→ Records shown
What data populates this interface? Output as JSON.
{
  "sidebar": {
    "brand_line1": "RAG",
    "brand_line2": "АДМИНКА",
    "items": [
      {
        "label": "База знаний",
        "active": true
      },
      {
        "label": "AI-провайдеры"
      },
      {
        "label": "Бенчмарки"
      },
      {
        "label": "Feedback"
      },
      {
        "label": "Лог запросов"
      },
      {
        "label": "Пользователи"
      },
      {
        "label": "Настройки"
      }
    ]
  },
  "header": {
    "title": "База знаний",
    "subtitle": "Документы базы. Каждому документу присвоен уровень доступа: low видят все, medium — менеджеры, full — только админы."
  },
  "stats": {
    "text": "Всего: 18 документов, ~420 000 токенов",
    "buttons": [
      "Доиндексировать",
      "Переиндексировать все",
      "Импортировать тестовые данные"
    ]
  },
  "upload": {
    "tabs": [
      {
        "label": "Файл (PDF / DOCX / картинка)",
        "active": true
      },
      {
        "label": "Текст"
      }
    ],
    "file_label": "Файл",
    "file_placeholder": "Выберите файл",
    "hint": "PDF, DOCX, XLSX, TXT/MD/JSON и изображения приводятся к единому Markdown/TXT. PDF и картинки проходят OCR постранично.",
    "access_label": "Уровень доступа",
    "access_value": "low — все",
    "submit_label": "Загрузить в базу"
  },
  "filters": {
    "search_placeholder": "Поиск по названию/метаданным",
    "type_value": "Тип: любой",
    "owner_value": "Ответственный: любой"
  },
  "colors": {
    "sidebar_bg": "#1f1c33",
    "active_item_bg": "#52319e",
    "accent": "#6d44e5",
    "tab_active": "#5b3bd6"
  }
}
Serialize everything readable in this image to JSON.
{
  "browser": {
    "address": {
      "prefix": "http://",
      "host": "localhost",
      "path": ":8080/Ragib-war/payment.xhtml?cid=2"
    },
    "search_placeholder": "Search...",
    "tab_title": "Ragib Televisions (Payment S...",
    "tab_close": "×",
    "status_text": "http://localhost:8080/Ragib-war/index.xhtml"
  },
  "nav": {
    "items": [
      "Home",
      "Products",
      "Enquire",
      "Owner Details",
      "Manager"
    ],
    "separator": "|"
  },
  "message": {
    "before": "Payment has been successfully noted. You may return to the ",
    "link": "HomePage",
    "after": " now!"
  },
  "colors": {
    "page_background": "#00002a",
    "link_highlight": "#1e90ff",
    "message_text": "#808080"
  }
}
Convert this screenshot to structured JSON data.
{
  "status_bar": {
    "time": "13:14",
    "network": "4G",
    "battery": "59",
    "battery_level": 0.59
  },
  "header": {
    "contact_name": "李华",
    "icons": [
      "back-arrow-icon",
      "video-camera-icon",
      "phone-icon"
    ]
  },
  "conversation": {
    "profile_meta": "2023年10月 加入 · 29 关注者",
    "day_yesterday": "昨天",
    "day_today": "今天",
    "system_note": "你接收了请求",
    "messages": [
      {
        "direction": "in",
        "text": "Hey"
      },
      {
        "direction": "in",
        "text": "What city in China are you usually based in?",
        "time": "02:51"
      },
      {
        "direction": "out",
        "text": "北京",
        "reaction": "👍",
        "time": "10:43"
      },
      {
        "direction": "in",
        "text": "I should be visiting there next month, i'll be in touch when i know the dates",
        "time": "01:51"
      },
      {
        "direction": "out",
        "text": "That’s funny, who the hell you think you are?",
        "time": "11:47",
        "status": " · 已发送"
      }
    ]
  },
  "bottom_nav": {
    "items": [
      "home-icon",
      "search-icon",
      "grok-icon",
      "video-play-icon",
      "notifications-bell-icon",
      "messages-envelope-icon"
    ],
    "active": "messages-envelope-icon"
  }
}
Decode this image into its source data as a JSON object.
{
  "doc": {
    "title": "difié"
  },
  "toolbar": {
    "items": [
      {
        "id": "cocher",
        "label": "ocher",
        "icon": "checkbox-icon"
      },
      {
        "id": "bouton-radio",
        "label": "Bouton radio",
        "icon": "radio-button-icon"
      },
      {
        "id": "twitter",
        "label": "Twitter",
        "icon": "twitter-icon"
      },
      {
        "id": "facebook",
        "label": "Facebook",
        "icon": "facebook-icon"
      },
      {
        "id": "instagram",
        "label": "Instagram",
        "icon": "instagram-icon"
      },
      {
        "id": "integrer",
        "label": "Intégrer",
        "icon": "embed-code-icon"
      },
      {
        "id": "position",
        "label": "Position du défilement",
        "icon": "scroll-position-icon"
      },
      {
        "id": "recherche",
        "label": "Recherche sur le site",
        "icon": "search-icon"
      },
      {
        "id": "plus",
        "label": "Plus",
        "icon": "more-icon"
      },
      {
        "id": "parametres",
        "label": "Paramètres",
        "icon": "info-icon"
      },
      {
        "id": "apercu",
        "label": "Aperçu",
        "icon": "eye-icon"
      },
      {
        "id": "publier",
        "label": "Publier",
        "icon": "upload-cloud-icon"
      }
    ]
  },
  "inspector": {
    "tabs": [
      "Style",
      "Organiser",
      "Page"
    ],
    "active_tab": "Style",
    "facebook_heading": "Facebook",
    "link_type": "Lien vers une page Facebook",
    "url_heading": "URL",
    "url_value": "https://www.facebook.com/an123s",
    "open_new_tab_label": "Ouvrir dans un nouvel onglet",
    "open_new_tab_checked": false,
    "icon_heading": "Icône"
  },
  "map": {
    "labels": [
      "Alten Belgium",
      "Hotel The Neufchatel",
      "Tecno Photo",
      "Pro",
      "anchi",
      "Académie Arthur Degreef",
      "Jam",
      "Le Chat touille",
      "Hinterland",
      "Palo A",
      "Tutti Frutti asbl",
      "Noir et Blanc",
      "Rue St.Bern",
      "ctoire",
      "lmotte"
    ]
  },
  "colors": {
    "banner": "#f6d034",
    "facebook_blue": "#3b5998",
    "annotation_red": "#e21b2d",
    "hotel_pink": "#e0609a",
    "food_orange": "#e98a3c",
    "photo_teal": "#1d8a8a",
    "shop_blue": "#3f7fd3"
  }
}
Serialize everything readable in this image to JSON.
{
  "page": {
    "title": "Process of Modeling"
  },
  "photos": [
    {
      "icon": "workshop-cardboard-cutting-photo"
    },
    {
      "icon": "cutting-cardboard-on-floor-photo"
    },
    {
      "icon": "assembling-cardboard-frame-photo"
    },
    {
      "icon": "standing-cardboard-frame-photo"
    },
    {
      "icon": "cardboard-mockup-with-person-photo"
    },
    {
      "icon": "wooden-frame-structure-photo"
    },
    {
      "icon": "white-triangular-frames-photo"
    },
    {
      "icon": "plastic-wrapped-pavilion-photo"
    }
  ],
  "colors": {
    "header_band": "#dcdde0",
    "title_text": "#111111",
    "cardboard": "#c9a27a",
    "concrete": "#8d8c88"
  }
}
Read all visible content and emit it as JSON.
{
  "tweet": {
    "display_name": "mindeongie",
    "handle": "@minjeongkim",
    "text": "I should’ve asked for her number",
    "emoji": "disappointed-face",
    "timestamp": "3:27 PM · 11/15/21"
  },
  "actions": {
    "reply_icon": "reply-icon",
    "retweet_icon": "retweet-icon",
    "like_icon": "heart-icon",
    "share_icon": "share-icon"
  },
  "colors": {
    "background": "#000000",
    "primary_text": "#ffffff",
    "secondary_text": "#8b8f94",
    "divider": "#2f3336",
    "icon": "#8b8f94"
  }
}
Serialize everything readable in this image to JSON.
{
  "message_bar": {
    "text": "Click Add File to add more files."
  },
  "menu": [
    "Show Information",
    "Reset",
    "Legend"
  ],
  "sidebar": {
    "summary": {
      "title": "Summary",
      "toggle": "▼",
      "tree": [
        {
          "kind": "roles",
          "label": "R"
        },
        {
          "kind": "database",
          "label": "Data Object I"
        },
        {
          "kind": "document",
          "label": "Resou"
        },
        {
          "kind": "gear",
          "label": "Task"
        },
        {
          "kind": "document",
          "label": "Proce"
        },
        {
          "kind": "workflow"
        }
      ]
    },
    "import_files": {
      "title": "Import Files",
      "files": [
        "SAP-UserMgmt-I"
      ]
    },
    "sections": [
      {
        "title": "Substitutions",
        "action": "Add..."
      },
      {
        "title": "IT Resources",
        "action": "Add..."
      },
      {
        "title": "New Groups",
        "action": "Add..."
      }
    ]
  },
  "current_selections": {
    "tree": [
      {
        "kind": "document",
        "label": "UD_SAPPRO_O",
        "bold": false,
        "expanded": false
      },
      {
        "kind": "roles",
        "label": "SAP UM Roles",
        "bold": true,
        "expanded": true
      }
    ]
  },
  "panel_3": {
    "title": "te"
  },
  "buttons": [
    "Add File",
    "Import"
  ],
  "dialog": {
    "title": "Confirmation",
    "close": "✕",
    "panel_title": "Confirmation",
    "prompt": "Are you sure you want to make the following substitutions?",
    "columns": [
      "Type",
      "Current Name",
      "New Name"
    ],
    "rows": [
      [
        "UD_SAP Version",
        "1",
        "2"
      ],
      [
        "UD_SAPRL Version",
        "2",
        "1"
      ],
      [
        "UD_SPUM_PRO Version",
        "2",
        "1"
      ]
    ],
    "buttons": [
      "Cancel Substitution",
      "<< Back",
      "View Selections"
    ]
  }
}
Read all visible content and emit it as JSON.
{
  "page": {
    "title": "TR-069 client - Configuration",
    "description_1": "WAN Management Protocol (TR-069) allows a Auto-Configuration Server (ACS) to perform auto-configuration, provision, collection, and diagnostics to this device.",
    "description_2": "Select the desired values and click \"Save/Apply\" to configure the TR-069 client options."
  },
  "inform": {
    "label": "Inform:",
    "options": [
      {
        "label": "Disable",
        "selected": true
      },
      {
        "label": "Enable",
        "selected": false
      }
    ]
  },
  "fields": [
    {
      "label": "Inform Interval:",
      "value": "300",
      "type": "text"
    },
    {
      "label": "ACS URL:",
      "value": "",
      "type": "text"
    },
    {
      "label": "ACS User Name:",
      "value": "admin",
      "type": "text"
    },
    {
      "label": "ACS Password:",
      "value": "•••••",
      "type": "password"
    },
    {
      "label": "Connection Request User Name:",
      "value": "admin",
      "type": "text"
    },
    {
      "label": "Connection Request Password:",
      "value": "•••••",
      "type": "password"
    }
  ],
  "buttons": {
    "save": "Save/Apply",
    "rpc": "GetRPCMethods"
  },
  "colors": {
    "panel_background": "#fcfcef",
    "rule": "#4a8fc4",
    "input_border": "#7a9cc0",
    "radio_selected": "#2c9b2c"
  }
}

→ Required work
Search the entries for the word "should" and copy every line that has it.

→ Task result
        "text": "I should be visiting there next month, i'll be in touch when i know the dates",
    "text": "I should’ve asked for her number",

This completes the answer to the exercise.